━━━━━ Data excerpts ━━━━━
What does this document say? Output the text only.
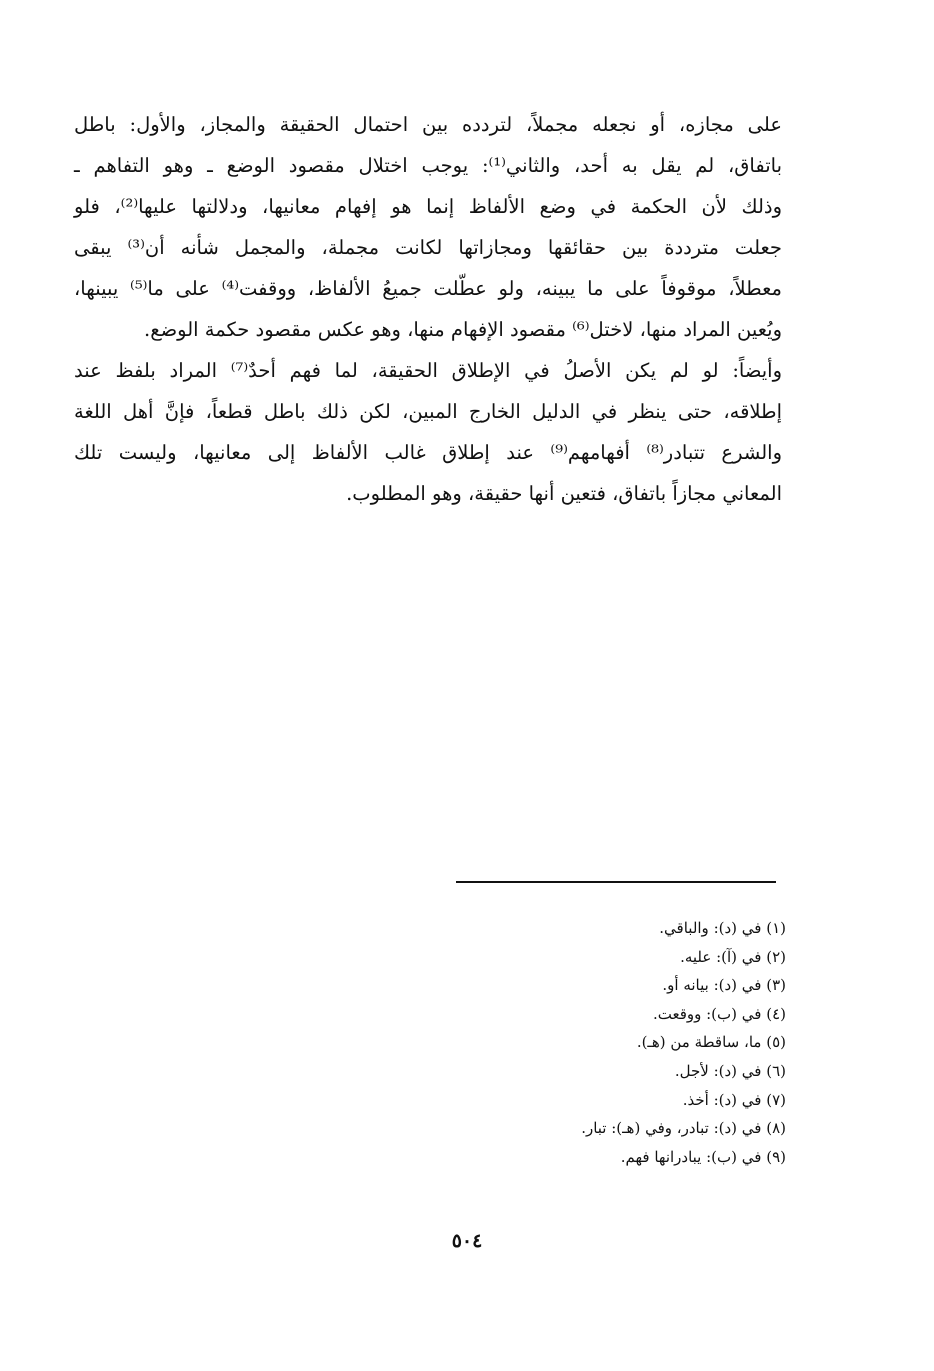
على مجازه، أو نجعله مجملاً، لتردده بين احتمال الحقيقة والمجاز، والأول: باطل
باتفاق، لم يقل به أحد، والثاني⁽¹⁾: يوجب اختلال مقصود الوضع ـ وهو التفاهم ـ
وذلك لأن الحكمة في وضع الألفاظ إنما هو إفهام معانيها، ودلالتها عليها⁽²⁾، فلو
جعلت مترددة بين حقائقها ومجازاتها لكانت مجملة، والمجمل شأنه أن⁽³⁾ يبقى
معطلاً، موقوفاً على ما يبينه، ولو عطّلت جميعُ الألفاظ، ووقفت⁽⁴⁾ على ما⁽⁵⁾ يبينها،
ويُعين المراد منها، لاختل⁽⁶⁾ مقصود الإفهام منها، وهو عكس مقصود حكمة الوضع.
وأيضاً: لو لم يكن الأصلُ في الإطلاق الحقيقة، لما فهم أحدٌ⁽⁷⁾ المراد بلفظ عند
إطلاقه، حتى ينظر في الدليل الخارج المبين، لكن ذلك باطل قطعاً، فإنَّ أهل اللغة
والشرع تتبادر⁽⁸⁾ أفهامهم⁽⁹⁾ عند إطلاق غالب الألفاظ إلى معانيها، وليست تلك
المعاني مجازاً باتفاق، فتعين أنها حقيقة، وهو المطلوب.
(١) في (د): والباقي.
(٢) في (آ): عليه.
(٣) في (د): بيانه أو.
(٤) في (ب): ووقعت.
(٥) ما، ساقطة من (هـ).
(٦) في (د): لأجل.
(٧) في (د): أخذ.
(٨) في (د): تبادر، وفي (هـ): تبار.
(٩) في (ب): يبادرانها فهم.
٥٠٤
━━━━━
**Description of the task**
Reproduce each entry precisely. Leave the pictures out.

**Response below**
What does this document say? Output the text only.
على مجازه، أو نجعله مجملاً، لتردده بين احتمال الحقيقة والمجاز، والأول: باطل
باتفاق، لم يقل به أحد، والثاني⁽¹⁾: يوجب اختلال مقصود الوضع ـ وهو التفاهم ـ
وذلك لأن الحكمة في وضع الألفاظ إنما هو إفهام معانيها، ودلالتها عليها⁽²⁾، فلو
جعلت مترددة بين حقائقها ومجازاتها لكانت مجملة، والمجمل شأنه أن⁽³⁾ يبقى
معطلاً، موقوفاً على ما يبينه، ولو عطّلت جميعُ الألفاظ، ووقفت⁽⁴⁾ على ما⁽⁵⁾ يبينها،
ويُعين المراد منها، لاختل⁽⁶⁾ مقصود الإفهام منها، وهو عكس مقصود حكمة الوضع.
وأيضاً: لو لم يكن الأصلُ في الإطلاق الحقيقة، لما فهم أحدٌ⁽⁷⁾ المراد بلفظ عند
إطلاقه، حتى ينظر في الدليل الخارج المبين، لكن ذلك باطل قطعاً، فإنَّ أهل اللغة
والشرع تتبادر⁽⁸⁾ أفهامهم⁽⁹⁾ عند إطلاق غالب الألفاظ إلى معانيها، وليست تلك
المعاني مجازاً باتفاق، فتعين أنها حقيقة، وهو المطلوب.
(١) في (د): والباقي.
(٢) في (آ): عليه.
(٣) في (د): بيانه أو.
(٤) في (ب): ووقعت.
(٥) ما، ساقطة من (هـ).
(٦) في (د): لأجل.
(٧) في (د): أخذ.
(٨) في (د): تبادر، وفي (هـ): تبار.
(٩) في (ب): يبادرانها فهم.
٥٠٤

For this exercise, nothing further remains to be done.